Copy out all the records exactly.

--- BEGIN INFORMATION PROVIDED ---

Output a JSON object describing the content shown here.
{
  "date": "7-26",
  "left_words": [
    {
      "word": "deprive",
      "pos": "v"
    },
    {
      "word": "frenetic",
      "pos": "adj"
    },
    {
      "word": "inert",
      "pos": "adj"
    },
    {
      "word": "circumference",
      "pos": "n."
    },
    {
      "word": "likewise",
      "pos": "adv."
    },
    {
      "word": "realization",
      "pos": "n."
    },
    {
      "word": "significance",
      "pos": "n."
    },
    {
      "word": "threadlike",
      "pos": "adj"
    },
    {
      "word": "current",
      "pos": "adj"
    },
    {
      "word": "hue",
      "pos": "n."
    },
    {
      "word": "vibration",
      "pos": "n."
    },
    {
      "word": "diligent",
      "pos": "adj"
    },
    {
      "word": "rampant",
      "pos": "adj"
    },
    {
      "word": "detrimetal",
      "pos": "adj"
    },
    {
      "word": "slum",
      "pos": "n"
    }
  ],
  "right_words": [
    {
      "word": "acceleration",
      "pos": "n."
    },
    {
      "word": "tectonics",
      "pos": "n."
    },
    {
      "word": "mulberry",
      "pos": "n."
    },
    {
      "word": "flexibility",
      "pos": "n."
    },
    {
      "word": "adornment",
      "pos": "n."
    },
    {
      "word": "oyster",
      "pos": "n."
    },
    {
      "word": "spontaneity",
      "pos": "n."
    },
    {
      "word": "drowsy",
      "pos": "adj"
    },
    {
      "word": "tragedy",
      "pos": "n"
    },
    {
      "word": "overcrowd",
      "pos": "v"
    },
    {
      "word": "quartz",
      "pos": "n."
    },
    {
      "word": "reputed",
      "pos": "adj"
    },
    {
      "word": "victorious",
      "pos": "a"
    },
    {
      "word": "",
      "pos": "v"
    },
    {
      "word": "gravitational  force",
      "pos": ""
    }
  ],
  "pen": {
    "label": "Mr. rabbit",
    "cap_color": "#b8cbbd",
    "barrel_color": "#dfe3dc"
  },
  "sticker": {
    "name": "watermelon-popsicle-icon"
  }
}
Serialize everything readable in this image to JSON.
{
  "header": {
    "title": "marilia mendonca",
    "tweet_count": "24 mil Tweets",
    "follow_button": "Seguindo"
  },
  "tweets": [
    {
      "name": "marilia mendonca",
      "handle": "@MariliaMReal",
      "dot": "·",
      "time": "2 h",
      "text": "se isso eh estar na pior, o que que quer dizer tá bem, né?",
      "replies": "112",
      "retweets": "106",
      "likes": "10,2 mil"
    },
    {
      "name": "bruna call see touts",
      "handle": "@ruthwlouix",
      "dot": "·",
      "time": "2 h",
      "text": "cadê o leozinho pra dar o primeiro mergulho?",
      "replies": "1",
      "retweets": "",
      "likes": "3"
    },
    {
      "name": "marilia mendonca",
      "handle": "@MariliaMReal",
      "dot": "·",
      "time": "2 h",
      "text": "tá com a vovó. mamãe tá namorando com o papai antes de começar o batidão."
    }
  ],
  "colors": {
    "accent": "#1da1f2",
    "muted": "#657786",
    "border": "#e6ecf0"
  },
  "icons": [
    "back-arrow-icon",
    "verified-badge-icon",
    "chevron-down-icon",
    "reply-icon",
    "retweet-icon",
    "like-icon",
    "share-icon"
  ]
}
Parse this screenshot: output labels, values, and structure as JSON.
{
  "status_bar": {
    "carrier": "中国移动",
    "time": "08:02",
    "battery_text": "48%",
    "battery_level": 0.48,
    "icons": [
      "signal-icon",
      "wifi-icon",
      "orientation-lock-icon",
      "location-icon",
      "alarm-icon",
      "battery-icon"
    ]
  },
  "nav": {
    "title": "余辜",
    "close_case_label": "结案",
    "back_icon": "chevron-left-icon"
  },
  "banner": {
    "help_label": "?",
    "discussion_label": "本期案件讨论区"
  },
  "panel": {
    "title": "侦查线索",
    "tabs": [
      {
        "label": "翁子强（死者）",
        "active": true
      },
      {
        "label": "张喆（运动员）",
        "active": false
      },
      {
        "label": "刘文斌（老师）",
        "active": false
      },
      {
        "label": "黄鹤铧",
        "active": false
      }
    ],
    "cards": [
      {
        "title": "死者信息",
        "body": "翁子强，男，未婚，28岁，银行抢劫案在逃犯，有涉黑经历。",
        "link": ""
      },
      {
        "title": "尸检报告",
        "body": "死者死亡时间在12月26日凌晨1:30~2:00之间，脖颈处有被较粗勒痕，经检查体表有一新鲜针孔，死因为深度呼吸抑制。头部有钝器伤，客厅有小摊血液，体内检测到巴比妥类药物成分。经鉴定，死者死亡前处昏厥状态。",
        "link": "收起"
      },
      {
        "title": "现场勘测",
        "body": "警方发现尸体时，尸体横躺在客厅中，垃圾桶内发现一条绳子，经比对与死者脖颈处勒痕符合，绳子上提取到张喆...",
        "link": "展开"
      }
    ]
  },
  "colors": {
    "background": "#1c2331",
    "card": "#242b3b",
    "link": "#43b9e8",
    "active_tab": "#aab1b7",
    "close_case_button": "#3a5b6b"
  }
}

--- END INFORMATION PROVIDED ---

§ COMPLETE ANSWER
Output a JSON object describing the content shown here.
{
  "date": "7-26",
  "left_words": [
    {
      "word": "deprive",
      "pos": "v"
    },
    {
      "word": "frenetic",
      "pos": "adj"
    },
    {
      "word": "inert",
      "pos": "adj"
    },
    {
      "word": "circumference",
      "pos": "n."
    },
    {
      "word": "likewise",
      "pos": "adv."
    },
    {
      "word": "realization",
      "pos": "n."
    },
    {
      "word": "significance",
      "pos": "n."
    },
    {
      "word": "threadlike",
      "pos": "adj"
    },
    {
      "word": "current",
      "pos": "adj"
    },
    {
      "word": "hue",
      "pos": "n."
    },
    {
      "word": "vibration",
      "pos": "n."
    },
    {
      "word": "diligent",
      "pos": "adj"
    },
    {
      "word": "rampant",
      "pos": "adj"
    },
    {
      "word": "detrimetal",
      "pos": "adj"
    },
    {
      "word": "slum",
      "pos": "n"
    }
  ],
  "right_words": [
    {
      "word": "acceleration",
      "pos": "n."
    },
    {
      "word": "tectonics",
      "pos": "n."
    },
    {
      "word": "mulberry",
      "pos": "n."
    },
    {
      "word": "flexibility",
      "pos": "n."
    },
    {
      "word": "adornment",
      "pos": "n."
    },
    {
      "word": "oyster",
      "pos": "n."
    },
    {
      "word": "spontaneity",
      "pos": "n."
    },
    {
      "word": "drowsy",
      "pos": "adj"
    },
    {
      "word": "tragedy",
      "pos": "n"
    },
    {
      "word": "overcrowd",
      "pos": "v"
    },
    {
      "word": "quartz",
      "pos": "n."
    },
    {
      "word": "reputed",
      "pos": "adj"
    },
    {
      "word": "victorious",
      "pos": "a"
    },
    {
      "word": "",
      "pos": "v"
    },
    {
      "word": "gravitational  force",
      "pos": ""
    }
  ],
  "pen": {
    "label": "Mr. rabbit",
    "cap_color": "#b8cbbd",
    "barrel_color": "#dfe3dc"
  },
  "sticker": {
    "name": "watermelon-popsicle-icon"
  }
}
Serialize everything readable in this image to JSON.
{
  "header": {
    "title": "marilia mendonca",
    "tweet_count": "24 mil Tweets",
    "follow_button": "Seguindo"
  },
  "tweets": [
    {
      "name": "marilia mendonca",
      "handle": "@MariliaMReal",
      "dot": "·",
      "time": "2 h",
      "text": "se isso eh estar na pior, o que que quer dizer tá bem, né?",
      "replies": "112",
      "retweets": "106",
      "likes": "10,2 mil"
    },
    {
      "name": "bruna call see touts",
      "handle": "@ruthwlouix",
      "dot": "·",
      "time": "2 h",
      "text": "cadê o leozinho pra dar o primeiro mergulho?",
      "replies": "1",
      "retweets": "",
      "likes": "3"
    },
    {
      "name": "marilia mendonca",
      "handle": "@MariliaMReal",
      "dot": "·",
      "time": "2 h",
      "text": "tá com a vovó. mamãe tá namorando com o papai antes de começar o batidão."
    }
  ],
  "colors": {
    "accent": "#1da1f2",
    "muted": "#657786",
    "border": "#e6ecf0"
  },
  "icons": [
    "back-arrow-icon",
    "verified-badge-icon",
    "chevron-down-icon",
    "reply-icon",
    "retweet-icon",
    "like-icon",
    "share-icon"
  ]
}
Parse this screenshot: output labels, values, and structure as JSON.
{
  "status_bar": {
    "carrier": "中国移动",
    "time": "08:02",
    "battery_text": "48%",
    "battery_level": 0.48,
    "icons": [
      "signal-icon",
      "wifi-icon",
      "orientation-lock-icon",
      "location-icon",
      "alarm-icon",
      "battery-icon"
    ]
  },
  "nav": {
    "title": "余辜",
    "close_case_label": "结案",
    "back_icon": "chevron-left-icon"
  },
  "banner": {
    "help_label": "?",
    "discussion_label": "本期案件讨论区"
  },
  "panel": {
    "title": "侦查线索",
    "tabs": [
      {
        "label": "翁子强（死者）",
        "active": true
      },
      {
        "label": "张喆（运动员）",
        "active": false
      },
      {
        "label": "刘文斌（老师）",
        "active": false
      },
      {
        "label": "黄鹤铧",
        "active": false
      }
    ],
    "cards": [
      {
        "title": "死者信息",
        "body": "翁子强，男，未婚，28岁，银行抢劫案在逃犯，有涉黑经历。",
        "link": ""
      },
      {
        "title": "尸检报告",
        "body": "死者死亡时间在12月26日凌晨1:30~2:00之间，脖颈处有被较粗勒痕，经检查体表有一新鲜针孔，死因为深度呼吸抑制。头部有钝器伤，客厅有小摊血液，体内检测到巴比妥类药物成分。经鉴定，死者死亡前处昏厥状态。",
        "link": "收起"
      },
      {
        "title": "现场勘测",
        "body": "警方发现尸体时，尸体横躺在客厅中，垃圾桶内发现一条绳子，经比对与死者脖颈处勒痕符合，绳子上提取到张喆...",
        "link": "展开"
      }
    ]
  },
  "colors": {
    "background": "#1c2331",
    "card": "#242b3b",
    "link": "#43b9e8",
    "active_tab": "#aab1b7",
    "close_case_button": "#3a5b6b"
  }
}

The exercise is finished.